What you are asked to do - Determine which lines contain the word "Documents", then copy those lines.

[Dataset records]
————————

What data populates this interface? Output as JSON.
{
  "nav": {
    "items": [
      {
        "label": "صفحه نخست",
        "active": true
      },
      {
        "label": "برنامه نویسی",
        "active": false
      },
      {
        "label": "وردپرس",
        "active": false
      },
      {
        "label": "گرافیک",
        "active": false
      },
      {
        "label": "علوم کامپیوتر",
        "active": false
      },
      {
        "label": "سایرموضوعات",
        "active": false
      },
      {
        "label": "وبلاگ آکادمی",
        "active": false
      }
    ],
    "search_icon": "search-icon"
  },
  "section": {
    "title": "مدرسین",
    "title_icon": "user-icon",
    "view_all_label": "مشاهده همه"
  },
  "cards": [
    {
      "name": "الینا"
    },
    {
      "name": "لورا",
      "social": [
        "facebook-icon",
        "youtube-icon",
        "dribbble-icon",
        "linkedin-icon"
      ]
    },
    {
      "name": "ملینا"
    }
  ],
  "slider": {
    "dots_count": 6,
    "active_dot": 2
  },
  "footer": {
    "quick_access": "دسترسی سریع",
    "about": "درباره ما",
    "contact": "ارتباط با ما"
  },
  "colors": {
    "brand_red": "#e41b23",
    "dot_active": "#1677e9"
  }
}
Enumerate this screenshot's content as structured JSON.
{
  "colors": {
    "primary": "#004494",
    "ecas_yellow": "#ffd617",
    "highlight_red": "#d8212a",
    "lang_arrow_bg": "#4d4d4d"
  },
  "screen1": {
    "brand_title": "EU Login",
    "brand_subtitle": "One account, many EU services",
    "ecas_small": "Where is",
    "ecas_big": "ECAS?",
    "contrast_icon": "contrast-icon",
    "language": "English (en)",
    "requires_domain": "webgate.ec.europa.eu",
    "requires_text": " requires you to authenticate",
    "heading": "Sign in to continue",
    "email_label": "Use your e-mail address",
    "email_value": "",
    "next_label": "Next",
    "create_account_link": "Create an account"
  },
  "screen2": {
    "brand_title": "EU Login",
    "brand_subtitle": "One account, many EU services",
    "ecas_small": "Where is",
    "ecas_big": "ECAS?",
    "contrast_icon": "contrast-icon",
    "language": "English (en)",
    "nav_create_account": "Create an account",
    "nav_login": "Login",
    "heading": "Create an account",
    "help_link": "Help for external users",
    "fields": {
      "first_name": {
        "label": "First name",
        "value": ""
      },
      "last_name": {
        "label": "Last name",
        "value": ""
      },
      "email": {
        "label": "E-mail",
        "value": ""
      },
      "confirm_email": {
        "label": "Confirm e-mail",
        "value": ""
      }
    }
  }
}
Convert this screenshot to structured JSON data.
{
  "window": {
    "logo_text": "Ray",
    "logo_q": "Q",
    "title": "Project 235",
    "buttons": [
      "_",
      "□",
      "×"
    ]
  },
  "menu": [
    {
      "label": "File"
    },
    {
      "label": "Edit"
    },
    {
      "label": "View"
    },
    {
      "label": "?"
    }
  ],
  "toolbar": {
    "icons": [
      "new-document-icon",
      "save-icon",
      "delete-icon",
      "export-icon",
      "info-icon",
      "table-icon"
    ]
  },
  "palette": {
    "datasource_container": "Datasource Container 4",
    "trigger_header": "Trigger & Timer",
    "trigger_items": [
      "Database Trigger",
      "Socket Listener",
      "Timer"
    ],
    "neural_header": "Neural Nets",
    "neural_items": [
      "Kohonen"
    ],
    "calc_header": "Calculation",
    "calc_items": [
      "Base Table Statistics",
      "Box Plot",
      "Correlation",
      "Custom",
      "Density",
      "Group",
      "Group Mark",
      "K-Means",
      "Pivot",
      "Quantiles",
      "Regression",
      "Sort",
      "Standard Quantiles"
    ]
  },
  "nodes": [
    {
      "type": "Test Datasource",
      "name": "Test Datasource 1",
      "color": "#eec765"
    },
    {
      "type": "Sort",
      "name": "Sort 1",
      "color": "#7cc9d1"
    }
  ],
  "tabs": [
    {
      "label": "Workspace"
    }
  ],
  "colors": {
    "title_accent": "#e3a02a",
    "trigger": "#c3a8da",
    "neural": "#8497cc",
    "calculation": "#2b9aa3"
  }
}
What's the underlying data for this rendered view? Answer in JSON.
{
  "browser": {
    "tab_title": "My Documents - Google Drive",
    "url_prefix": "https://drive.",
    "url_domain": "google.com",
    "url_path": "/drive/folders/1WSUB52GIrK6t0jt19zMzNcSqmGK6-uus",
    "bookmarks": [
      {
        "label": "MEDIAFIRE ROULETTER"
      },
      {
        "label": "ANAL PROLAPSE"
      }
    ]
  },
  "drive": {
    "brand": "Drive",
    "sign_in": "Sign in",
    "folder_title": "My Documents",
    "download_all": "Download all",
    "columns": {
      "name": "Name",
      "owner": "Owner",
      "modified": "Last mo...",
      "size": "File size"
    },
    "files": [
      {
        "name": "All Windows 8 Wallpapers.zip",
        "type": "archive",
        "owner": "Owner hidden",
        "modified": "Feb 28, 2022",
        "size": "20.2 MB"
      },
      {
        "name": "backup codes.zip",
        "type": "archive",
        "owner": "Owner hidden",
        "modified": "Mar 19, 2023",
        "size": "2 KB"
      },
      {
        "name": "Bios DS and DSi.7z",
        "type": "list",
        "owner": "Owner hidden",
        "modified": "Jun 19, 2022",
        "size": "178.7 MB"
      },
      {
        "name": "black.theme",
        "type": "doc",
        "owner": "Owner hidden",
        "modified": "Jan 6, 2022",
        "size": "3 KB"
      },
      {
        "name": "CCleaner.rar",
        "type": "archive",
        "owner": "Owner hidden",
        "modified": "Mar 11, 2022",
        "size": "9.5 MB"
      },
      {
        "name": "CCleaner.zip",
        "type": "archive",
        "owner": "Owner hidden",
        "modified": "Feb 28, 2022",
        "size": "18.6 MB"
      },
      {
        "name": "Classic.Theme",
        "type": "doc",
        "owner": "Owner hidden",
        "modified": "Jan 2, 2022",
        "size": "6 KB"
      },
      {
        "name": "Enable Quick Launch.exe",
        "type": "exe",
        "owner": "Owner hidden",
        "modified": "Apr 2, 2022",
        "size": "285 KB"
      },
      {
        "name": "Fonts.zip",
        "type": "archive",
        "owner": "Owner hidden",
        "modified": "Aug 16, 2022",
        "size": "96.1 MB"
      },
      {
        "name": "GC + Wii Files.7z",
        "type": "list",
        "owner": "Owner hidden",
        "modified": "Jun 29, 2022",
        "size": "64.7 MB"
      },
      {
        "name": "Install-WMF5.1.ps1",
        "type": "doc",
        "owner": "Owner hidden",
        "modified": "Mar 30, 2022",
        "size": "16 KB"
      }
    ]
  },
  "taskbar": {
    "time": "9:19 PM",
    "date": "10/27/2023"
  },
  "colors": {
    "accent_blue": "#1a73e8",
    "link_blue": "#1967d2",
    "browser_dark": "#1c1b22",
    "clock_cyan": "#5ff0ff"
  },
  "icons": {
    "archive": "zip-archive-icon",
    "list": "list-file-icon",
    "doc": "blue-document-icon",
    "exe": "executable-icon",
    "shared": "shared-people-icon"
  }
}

————————

Response -
    "tab_title": "My Documents - Google Drive",
    "folder_title": "My Documents",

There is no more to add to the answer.